**Provided text**

------------

RE: Problems with select distinct

2005-01-26 Thread Gustafson, Tim
Michael,

Thanks for your suggestion.  Here's the query that seems to have fixed
the problem, without a DISTINCT clause:

select Documents.ID, 
   Name, 
   max(DownloadLog.AddedOn) as DownloadedOn 
from Documents, 
 DocumentFiles, 
 DownloadLog 
where Documents.ID = DocumentFiles.Document and 
  DocumentFiles.ID = DownloadLog.DocumentFile 
group by Documents.ID 
order by DownloadedOn desc 
limit 10

It seems to work perfectly.  Thanks again!

Tim Gustafson
MEI Technology Consulting, Inc
[EMAIL PROTECTED]
(516) 379-0001 Office
(516) 480-1870 Mobile/Emergencies
(516) 908-4185 Fax
http://www.meitech.com/ 



-Original Message-
From: Michael Stassen [mailto:[EMAIL PROTECTED]
Sent: Wednesday, January 26, 2005 12:08 AM
To: Frederic Wenzel
Cc: Gustafson, Tim; mysql@lists.mysql.com
Subject: Re: Problems with select distinct



Frederic Wenzel wrote:

 On Tue, 25 Jan 2005 08:44:45 -0500, Michael Stassen
 [EMAIL PROTECTED] wrote:
 
I suspect mysql is doing the DISTINCT before the ORDER BY.  One of the
reasons I avoid DISTINCT when possible.
 
 Isn't this supposed to be correct? Ordering has to take place as the
 very last operation, after any selection and projection, doesn't it?
 
 Regards
 Fred

In theory, or in practice?  In practice, ordering is sometimes done
ahead of 
time using an index, and DISTINCT may be optimized as a GROUP BY.  In 
theory, ORDER BY sorts the rows and DISTINCT throws out duplicates.  So
long 
as we sort by columns included in the SELECT output, it won't make any 
difference which you do first and which last.  The problem comes when we

sort on columns not in the selected output.  Now that I've thought about
it 
some more, I don't believe order of operations matters at all in that
case, 
because  which duplicate rows are thrown away by DISTINCT is not
defined. 
You see?  Suppose, prior to DISTINCT or ORDER BY, you have these rows:

   ID Name
  +--+--+
   10 Test 1
   10 Test 1
   11 Test 2
   10 Test 1
   11 Test 2

Which two rows should DISTINCT keep?  Even if you sort first, DISTINCT
is 
under no obligation to choose the first rows it finds.

That DISTINCT may be optimized as a GROUP BY is instructive.  MySQL lets
you 
do things like

   SELECT id, name, updated FROM mytable GROUP BY id, name;

but the 'updated' column is chosen more at less randomly for each group.

That is, for each group, you simply get one value of updated from an 
undetermined row which belongs to the group.  I think that's what's 
happening here.  The lesson is that you cannot use DISTINCT and then
ORDER 
BY an unselected column and get meaningful results.

I'm not a big fan of DISTINCT.  We get a lot of questions on the list
that 
amount to Here's my query, but it gives me more rows than I want.  I
tried 
to fix it by adding DISTINCT, but now I don't get the right result.

------------

**Extracted entries**
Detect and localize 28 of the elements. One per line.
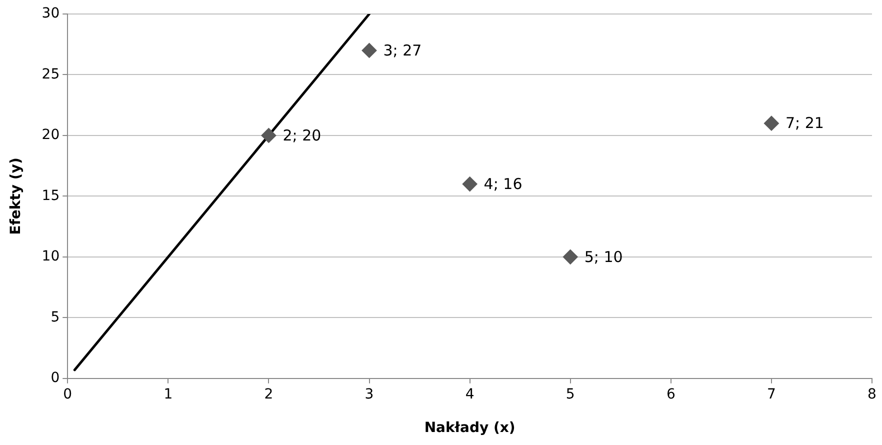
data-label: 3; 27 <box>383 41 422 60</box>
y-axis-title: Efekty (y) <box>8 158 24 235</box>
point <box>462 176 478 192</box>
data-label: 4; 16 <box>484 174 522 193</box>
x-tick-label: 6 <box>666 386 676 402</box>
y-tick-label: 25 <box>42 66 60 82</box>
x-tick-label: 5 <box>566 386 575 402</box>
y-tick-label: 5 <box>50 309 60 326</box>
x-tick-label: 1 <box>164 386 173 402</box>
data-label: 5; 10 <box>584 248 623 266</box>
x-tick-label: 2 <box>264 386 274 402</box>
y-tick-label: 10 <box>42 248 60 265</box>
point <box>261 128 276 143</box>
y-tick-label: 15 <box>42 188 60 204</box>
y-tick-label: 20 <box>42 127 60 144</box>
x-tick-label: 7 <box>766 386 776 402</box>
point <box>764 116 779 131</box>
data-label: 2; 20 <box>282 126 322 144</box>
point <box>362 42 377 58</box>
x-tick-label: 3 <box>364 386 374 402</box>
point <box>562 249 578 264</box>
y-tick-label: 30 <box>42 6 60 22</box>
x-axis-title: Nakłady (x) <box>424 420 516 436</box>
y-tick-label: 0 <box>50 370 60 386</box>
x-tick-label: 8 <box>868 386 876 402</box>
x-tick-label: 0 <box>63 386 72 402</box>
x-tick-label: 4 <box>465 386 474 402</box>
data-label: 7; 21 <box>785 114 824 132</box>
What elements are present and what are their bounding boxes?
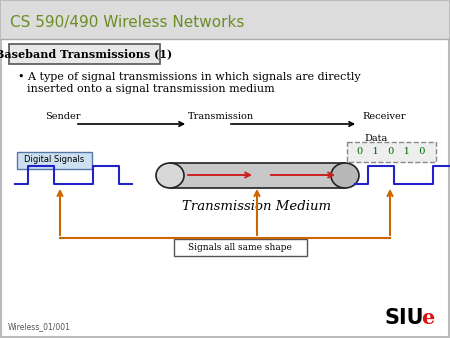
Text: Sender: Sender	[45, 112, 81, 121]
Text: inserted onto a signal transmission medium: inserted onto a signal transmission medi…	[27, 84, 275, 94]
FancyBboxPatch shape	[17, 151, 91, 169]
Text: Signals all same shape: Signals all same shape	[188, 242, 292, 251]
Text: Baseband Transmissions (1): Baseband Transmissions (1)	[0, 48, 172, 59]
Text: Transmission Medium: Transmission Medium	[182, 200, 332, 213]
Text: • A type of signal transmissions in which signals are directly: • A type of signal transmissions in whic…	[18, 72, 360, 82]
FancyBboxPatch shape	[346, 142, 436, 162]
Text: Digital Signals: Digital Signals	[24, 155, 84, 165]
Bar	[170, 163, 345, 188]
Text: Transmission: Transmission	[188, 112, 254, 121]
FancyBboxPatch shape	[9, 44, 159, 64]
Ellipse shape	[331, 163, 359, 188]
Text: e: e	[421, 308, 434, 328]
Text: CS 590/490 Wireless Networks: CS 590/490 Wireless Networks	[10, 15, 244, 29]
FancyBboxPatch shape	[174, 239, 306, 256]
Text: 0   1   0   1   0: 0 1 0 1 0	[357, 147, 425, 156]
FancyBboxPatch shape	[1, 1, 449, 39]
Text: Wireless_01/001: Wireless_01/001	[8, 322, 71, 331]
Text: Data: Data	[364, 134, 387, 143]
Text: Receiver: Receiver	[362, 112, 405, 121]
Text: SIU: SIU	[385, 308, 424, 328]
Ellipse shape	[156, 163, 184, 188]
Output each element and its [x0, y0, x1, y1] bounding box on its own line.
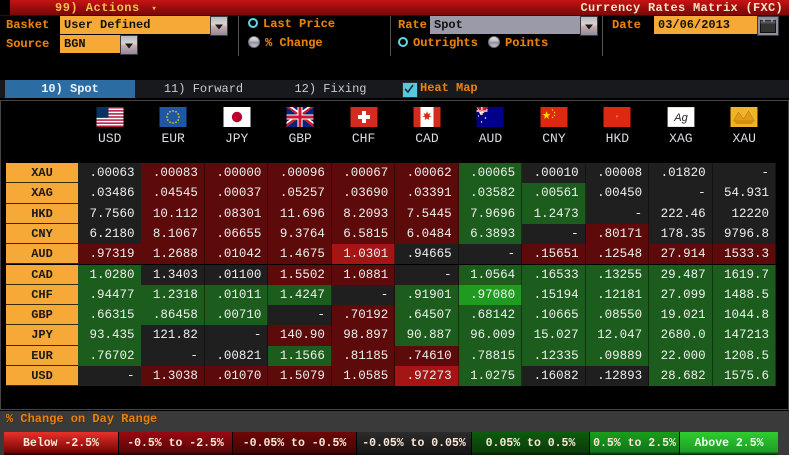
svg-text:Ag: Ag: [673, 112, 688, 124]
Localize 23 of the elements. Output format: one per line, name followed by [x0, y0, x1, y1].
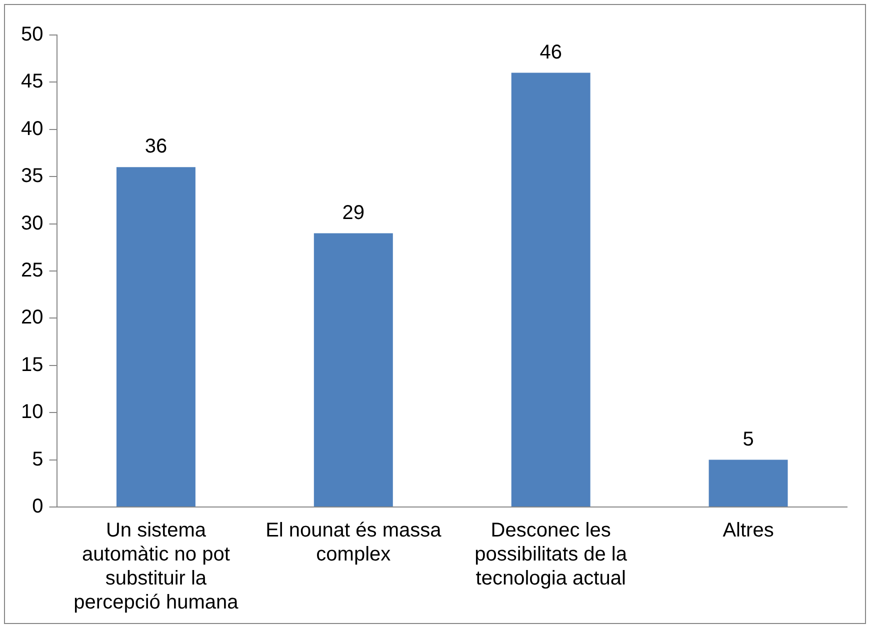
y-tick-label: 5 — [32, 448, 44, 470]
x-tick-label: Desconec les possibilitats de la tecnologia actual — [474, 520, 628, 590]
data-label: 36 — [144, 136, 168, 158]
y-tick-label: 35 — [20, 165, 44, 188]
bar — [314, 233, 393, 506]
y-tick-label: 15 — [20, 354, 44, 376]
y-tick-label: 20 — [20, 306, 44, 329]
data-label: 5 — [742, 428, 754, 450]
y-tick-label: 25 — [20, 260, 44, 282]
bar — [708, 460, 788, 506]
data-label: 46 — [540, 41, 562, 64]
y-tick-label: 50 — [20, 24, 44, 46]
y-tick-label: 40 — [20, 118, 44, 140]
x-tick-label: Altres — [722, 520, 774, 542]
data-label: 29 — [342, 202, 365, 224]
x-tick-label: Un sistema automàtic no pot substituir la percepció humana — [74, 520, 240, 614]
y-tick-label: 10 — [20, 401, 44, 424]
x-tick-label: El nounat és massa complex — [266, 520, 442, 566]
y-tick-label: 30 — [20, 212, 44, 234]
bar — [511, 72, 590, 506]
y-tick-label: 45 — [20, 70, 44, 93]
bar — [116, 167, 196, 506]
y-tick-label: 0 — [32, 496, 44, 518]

------------

**Complete the following**
**1)** From the thread about problems with select distinct, transcribe the part that opens with the words containing "That DISTINCT may" and closes with "get meaningful results.".
**2)** Based on the thread about problems with select distinct, state whether each of these statements agrees with it, and support each yes or no with the deciding words quoted from the thread. (a) The query Tim sent to fix the problem uses a DISTINCT clause. (b) Michael says that, in theory, ORDER BY sorts the rows and DISTINCT removes duplicates. (c) Michael describes himself as a big fan of DISTINCT.

**Answers to the problems**
**1)**
That DISTINCT may be optimized as a GROUP BY is instructive.  MySQL lets
you 
do things like

   SELECT id, name, updated FROM mytable GROUP BY id, name;

but the 'updated' column is chosen more at less randomly for each group.

That is, for each group, you simply get one value of updated from an 
undetermined row which belongs to the group.  I think that's what's 
happening here.  The lesson is that you cannot use DISTINCT and then
ORDER 
BY an unselected column and get meaningful results.

**2)**
(a) No: "without a DISTINCT clause"
(b) Yes: "ORDER BY sorts the rows and DISTINCT throws out duplicates"
(c) No: "I'm not a big fan of DISTINCT."